BEGIN Rows

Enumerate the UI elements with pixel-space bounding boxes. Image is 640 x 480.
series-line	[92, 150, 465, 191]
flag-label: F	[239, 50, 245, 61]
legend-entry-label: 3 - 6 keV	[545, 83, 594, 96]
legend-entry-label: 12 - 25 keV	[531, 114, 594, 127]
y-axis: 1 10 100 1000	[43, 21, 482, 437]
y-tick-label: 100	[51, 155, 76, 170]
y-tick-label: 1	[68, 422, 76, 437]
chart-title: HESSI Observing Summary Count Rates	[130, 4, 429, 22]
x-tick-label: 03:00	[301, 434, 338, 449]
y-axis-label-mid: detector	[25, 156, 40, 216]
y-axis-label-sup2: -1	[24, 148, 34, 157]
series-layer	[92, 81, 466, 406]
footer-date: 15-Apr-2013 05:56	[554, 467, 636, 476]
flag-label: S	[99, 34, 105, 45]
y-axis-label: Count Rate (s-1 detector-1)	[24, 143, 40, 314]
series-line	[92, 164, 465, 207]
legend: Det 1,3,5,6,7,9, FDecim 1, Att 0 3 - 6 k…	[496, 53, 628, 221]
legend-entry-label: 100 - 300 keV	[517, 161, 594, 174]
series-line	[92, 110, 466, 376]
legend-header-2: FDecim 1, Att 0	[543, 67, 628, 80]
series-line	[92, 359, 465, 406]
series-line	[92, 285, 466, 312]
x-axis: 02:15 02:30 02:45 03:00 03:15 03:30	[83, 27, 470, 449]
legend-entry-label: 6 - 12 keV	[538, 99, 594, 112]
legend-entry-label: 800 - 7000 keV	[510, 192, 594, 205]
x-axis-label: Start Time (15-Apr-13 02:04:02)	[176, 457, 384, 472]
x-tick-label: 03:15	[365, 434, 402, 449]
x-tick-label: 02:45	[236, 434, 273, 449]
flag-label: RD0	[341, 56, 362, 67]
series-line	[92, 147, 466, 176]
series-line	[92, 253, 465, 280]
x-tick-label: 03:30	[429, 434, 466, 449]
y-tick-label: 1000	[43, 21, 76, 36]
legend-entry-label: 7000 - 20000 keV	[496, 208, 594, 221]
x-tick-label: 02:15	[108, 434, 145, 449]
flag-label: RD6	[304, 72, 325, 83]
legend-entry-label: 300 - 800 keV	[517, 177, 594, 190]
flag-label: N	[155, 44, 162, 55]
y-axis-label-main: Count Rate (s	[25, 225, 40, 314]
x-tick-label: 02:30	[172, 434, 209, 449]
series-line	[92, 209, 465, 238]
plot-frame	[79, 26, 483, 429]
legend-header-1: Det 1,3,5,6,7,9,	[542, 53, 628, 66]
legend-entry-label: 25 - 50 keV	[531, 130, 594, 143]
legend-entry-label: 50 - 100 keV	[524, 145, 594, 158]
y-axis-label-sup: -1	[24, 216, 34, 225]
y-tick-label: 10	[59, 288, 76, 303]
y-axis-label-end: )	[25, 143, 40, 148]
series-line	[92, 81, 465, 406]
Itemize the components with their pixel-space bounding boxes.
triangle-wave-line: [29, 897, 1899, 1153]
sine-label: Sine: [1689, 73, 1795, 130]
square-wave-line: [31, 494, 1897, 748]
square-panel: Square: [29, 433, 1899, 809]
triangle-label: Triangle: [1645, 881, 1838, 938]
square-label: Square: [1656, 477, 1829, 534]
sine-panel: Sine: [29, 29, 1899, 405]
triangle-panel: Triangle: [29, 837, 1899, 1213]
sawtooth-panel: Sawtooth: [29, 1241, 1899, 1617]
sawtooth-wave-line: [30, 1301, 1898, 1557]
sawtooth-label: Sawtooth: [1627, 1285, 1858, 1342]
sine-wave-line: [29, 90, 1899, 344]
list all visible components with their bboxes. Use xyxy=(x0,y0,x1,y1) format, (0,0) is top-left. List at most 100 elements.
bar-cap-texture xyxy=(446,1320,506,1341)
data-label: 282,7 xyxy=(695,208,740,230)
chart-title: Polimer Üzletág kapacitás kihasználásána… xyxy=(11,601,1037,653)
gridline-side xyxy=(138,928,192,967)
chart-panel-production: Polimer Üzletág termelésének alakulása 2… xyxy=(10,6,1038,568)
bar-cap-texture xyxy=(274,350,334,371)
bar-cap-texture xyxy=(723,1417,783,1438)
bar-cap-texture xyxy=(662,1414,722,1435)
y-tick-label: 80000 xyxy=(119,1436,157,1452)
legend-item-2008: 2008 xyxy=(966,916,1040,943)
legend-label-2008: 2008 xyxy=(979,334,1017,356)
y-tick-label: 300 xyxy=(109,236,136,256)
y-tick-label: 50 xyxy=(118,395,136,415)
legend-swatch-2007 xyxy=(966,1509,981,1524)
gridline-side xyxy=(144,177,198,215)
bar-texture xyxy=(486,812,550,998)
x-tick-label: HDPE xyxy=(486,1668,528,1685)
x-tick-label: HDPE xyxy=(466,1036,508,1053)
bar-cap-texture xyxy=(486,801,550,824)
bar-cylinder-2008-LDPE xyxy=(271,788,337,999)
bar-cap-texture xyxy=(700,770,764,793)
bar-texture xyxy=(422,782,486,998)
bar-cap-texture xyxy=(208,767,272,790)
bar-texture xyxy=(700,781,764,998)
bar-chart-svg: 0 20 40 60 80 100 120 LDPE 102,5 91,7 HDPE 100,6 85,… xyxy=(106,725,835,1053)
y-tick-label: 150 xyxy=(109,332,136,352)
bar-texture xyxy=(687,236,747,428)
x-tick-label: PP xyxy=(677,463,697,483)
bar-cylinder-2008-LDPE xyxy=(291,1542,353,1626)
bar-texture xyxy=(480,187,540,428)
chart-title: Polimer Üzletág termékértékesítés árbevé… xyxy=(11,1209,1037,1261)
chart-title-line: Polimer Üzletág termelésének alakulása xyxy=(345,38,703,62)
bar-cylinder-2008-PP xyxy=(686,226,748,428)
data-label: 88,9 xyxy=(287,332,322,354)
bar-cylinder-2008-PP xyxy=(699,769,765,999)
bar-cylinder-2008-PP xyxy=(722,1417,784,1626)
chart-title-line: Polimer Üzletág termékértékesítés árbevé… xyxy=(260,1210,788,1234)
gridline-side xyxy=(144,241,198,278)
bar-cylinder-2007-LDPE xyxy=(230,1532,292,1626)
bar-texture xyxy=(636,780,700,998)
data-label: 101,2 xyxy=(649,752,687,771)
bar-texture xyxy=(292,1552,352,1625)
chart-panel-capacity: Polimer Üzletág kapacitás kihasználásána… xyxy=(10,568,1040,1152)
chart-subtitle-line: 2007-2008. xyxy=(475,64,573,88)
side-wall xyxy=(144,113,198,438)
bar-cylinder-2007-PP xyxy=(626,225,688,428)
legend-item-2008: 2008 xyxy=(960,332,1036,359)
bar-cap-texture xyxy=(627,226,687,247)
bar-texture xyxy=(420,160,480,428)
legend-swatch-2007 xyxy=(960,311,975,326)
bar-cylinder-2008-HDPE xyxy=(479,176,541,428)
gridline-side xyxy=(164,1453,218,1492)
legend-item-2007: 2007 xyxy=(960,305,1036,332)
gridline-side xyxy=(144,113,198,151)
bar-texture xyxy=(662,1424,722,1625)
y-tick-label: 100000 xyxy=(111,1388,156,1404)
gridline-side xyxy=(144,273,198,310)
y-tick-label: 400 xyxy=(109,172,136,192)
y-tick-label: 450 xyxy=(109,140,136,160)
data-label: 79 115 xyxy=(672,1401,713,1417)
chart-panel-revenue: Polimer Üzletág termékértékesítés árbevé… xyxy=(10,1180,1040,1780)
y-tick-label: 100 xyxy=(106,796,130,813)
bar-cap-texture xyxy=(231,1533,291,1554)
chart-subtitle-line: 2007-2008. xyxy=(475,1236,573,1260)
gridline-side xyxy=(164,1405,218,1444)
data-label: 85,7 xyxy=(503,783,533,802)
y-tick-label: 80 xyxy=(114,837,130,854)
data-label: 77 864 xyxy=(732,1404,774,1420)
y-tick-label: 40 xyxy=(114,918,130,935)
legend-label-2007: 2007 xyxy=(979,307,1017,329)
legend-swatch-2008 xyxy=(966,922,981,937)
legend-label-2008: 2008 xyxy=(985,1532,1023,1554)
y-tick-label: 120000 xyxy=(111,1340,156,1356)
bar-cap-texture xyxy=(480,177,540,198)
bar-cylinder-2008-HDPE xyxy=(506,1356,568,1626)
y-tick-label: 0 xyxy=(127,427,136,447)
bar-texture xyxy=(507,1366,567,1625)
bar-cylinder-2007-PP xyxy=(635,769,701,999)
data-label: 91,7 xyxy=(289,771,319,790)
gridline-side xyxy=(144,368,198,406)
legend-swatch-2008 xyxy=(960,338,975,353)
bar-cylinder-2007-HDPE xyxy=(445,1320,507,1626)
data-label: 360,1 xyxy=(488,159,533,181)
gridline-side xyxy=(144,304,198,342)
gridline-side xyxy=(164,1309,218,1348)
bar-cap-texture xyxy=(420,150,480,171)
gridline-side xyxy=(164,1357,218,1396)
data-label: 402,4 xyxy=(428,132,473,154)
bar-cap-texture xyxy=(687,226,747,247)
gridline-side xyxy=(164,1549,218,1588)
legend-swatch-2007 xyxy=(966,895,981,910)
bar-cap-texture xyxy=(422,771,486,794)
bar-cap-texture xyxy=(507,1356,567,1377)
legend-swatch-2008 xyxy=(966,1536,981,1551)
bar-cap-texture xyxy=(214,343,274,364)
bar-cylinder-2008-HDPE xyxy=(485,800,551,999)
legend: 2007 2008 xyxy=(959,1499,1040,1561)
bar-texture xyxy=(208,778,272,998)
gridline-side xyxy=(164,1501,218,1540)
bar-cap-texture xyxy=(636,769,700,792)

END Rows

- _Directions for this task_: Copy the part of the listing that opens with its first line and closes with the line containing "y-axis: 1 10". Include both of those lines and keep every line unchanged.

- _Right answer_:
Enumerate the UI elements with pixel-space bounding boxes. Image is 640 x 480.
series-line	[92, 150, 465, 191]
flag-label: F	[239, 50, 245, 61]
legend-entry-label: 3 - 6 keV	[545, 83, 594, 96]
legend-entry-label: 12 - 25 keV	[531, 114, 594, 127]
y-axis: 1 10 100 1000	[43, 21, 482, 437]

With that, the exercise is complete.